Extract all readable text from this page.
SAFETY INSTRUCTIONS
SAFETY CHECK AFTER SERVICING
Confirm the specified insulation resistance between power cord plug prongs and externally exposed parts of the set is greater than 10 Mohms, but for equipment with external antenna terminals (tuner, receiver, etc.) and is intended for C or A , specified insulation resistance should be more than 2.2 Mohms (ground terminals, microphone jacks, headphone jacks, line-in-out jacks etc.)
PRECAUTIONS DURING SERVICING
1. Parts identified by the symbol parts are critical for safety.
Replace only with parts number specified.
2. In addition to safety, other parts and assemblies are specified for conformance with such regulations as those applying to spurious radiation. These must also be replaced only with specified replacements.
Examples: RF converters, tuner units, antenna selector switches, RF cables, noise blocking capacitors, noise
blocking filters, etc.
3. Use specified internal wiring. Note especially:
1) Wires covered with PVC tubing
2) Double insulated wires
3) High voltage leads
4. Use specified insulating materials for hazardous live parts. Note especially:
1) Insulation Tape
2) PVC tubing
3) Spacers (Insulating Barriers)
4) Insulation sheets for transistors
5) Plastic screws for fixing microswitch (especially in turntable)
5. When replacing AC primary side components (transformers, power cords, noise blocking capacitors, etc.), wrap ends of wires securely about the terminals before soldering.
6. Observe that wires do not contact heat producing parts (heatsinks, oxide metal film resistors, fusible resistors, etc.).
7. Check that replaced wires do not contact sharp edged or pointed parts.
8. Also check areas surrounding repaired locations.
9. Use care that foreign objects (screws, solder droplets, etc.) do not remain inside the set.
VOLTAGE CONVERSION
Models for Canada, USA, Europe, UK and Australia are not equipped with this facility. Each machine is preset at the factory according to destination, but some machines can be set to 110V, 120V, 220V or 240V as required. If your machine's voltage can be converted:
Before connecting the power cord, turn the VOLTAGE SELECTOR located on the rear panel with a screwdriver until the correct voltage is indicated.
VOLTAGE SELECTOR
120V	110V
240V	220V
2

=-=-=

Reproduce every record, matching each line exactly.

- IN RESPONSE
Extract all readable text from this page.
SAFETY INSTRUCTIONS
SAFETY CHECK AFTER SERVICING
Confirm the specified insulation resistance between power cord plug prongs and externally exposed parts of the set is greater than 10 Mohms, but for equipment with external antenna terminals (tuner, receiver, etc.) and is intended for C or A , specified insulation resistance should be more than 2.2 Mohms (ground terminals, microphone jacks, headphone jacks, line-in-out jacks etc.)
PRECAUTIONS DURING SERVICING
1. Parts identified by the symbol parts are critical for safety.
Replace only with parts number specified.
2. In addition to safety, other parts and assemblies are specified for conformance with such regulations as those applying to spurious radiation. These must also be replaced only with specified replacements.
Examples: RF converters, tuner units, antenna selector switches, RF cables, noise blocking capacitors, noise
blocking filters, etc.
3. Use specified internal wiring. Note especially:
1) Wires covered with PVC tubing
2) Double insulated wires
3) High voltage leads
4. Use specified insulating materials for hazardous live parts. Note especially:
1) Insulation Tape
2) PVC tubing
3) Spacers (Insulating Barriers)
4) Insulation sheets for transistors
5) Plastic screws for fixing microswitch (especially in turntable)
5. When replacing AC primary side components (transformers, power cords, noise blocking capacitors, etc.), wrap ends of wires securely about the terminals before soldering.
6. Observe that wires do not contact heat producing parts (heatsinks, oxide metal film resistors, fusible resistors, etc.).
7. Check that replaced wires do not contact sharp edged or pointed parts.
8. Also check areas surrounding repaired locations.
9. Use care that foreign objects (screws, solder droplets, etc.) do not remain inside the set.
VOLTAGE CONVERSION
Models for Canada, USA, Europe, UK and Australia are not equipped with this facility. Each machine is preset at the factory according to destination, but some machines can be set to 110V, 120V, 220V or 240V as required. If your machine's voltage can be converted:
Before connecting the power cord, turn the VOLTAGE SELECTOR located on the rear panel with a screwdriver until the correct voltage is indicated.
VOLTAGE SELECTOR
120V	110V
240V	220V
2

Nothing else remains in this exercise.